_INSTRUCTION_:
Omit all pictures and give the records below again exactly as written.
================
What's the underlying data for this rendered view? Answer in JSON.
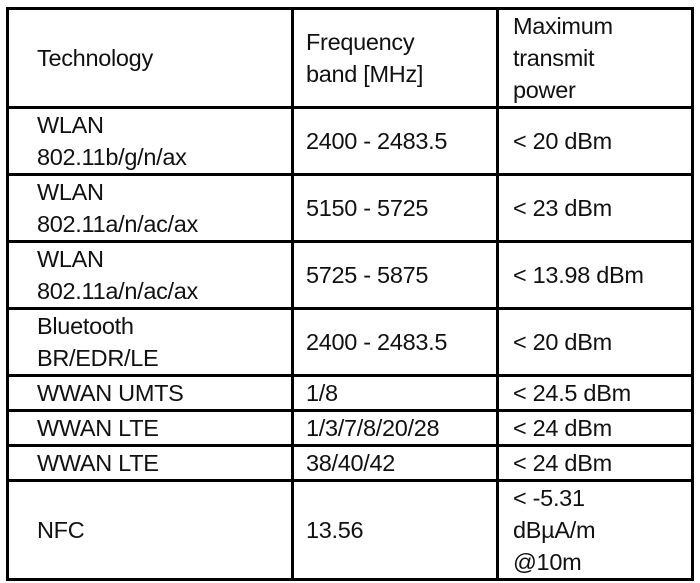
{
  "table": {
    "headers": {
      "technology": "Technology",
      "frequency": [
        "Frequency",
        "band [MHz]"
      ],
      "power": [
        "Maximum",
        "transmit",
        "power"
      ]
    },
    "rows": [
      {
        "technology": [
          "WLAN",
          "802.11b/g/n/ax"
        ],
        "frequency": "2400 - 2483.5",
        "power": [
          "< 20 dBm"
        ]
      },
      {
        "technology": [
          "WLAN",
          "802.11a/n/ac/ax"
        ],
        "frequency": "5150 - 5725",
        "power": [
          "< 23 dBm"
        ]
      },
      {
        "technology": [
          "WLAN",
          "802.11a/n/ac/ax"
        ],
        "frequency": "5725 - 5875",
        "power": [
          "< 13.98 dBm"
        ]
      },
      {
        "technology": [
          "Bluetooth",
          "BR/EDR/LE"
        ],
        "frequency": "2400 - 2483.5",
        "power": [
          "< 20 dBm"
        ]
      },
      {
        "technology": [
          "WWAN UMTS"
        ],
        "frequency": "1/8",
        "power": [
          "< 24.5 dBm"
        ]
      },
      {
        "technology": [
          "WWAN LTE"
        ],
        "frequency": "1/3/7/8/20/28",
        "power": [
          "< 24 dBm"
        ]
      },
      {
        "technology": [
          "WWAN LTE"
        ],
        "frequency": "38/40/42",
        "power": [
          "< 24 dBm"
        ]
      },
      {
        "technology": [
          "NFC"
        ],
        "frequency": "13.56",
        "power": [
          "< -5.31",
          "dBµA/m",
          "@10m"
        ]
      }
    ]
  }
}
================
_OUTPUT FOR THIS EXERCISE_:
What's the underlying data for this rendered view? Answer in JSON.
{
  "table": {
    "headers": {
      "technology": "Technology",
      "frequency": [
        "Frequency",
        "band [MHz]"
      ],
      "power": [
        "Maximum",
        "transmit",
        "power"
      ]
    },
    "rows": [
      {
        "technology": [
          "WLAN",
          "802.11b/g/n/ax"
        ],
        "frequency": "2400 - 2483.5",
        "power": [
          "< 20 dBm"
        ]
      },
      {
        "technology": [
          "WLAN",
          "802.11a/n/ac/ax"
        ],
        "frequency": "5150 - 5725",
        "power": [
          "< 23 dBm"
        ]
      },
      {
        "technology": [
          "WLAN",
          "802.11a/n/ac/ax"
        ],
        "frequency": "5725 - 5875",
        "power": [
          "< 13.98 dBm"
        ]
      },
      {
        "technology": [
          "Bluetooth",
          "BR/EDR/LE"
        ],
        "frequency": "2400 - 2483.5",
        "power": [
          "< 20 dBm"
        ]
      },
      {
        "technology": [
          "WWAN UMTS"
        ],
        "frequency": "1/8",
        "power": [
          "< 24.5 dBm"
        ]
      },
      {
        "technology": [
          "WWAN LTE"
        ],
        "frequency": "1/3/7/8/20/28",
        "power": [
          "< 24 dBm"
        ]
      },
      {
        "technology": [
          "WWAN LTE"
        ],
        "frequency": "38/40/42",
        "power": [
          "< 24 dBm"
        ]
      },
      {
        "technology": [
          "NFC"
        ],
        "frequency": "13.56",
        "power": [
          "< -5.31",
          "dBµA/m",
          "@10m"
        ]
      }
    ]
  }
}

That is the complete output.